▶ [TASK OBJECTIVE]:
Your output must consist solely of the lines from the one containing "Extract the structured" through the end of the records, reproduced exactly.

--- BEGIN MATERIAL FOR THIS EXERCISE ---

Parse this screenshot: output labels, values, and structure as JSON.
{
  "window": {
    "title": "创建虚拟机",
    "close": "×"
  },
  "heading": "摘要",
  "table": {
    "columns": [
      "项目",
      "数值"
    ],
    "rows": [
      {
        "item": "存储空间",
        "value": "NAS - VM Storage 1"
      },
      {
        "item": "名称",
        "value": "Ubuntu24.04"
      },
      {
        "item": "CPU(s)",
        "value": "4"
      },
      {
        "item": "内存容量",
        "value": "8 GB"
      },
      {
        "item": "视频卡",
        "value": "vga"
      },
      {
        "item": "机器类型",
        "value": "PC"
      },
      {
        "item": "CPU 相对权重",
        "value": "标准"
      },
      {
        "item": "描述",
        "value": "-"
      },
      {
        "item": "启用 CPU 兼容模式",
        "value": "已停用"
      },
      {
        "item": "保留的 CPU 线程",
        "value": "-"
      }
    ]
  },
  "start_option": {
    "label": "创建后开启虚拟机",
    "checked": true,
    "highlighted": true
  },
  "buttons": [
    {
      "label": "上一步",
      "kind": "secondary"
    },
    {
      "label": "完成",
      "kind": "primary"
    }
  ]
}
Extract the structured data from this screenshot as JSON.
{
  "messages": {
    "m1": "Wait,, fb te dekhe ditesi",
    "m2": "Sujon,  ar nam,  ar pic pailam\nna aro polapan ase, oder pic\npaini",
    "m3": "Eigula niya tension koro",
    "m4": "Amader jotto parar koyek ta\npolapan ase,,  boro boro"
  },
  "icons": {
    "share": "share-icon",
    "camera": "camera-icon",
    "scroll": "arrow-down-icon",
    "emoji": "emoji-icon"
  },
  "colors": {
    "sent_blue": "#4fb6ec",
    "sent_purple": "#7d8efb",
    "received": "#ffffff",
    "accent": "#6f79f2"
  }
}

--- END MATERIAL FOR THIS EXERCISE ---

▶ [TASK SOLUTION]:
Extract the structured data from this screenshot as JSON.
{
  "messages": {
    "m1": "Wait,, fb te dekhe ditesi",
    "m2": "Sujon,  ar nam,  ar pic pailam\nna aro polapan ase, oder pic\npaini",
    "m3": "Eigula niya tension koro",
    "m4": "Amader jotto parar koyek ta\npolapan ase,,  boro boro"
  },
  "icons": {
    "share": "share-icon",
    "camera": "camera-icon",
    "scroll": "arrow-down-icon",
    "emoji": "emoji-icon"
  },
  "colors": {
    "sent_blue": "#4fb6ec",
    "sent_purple": "#7d8efb",
    "received": "#ffffff",
    "accent": "#6f79f2"
  }
}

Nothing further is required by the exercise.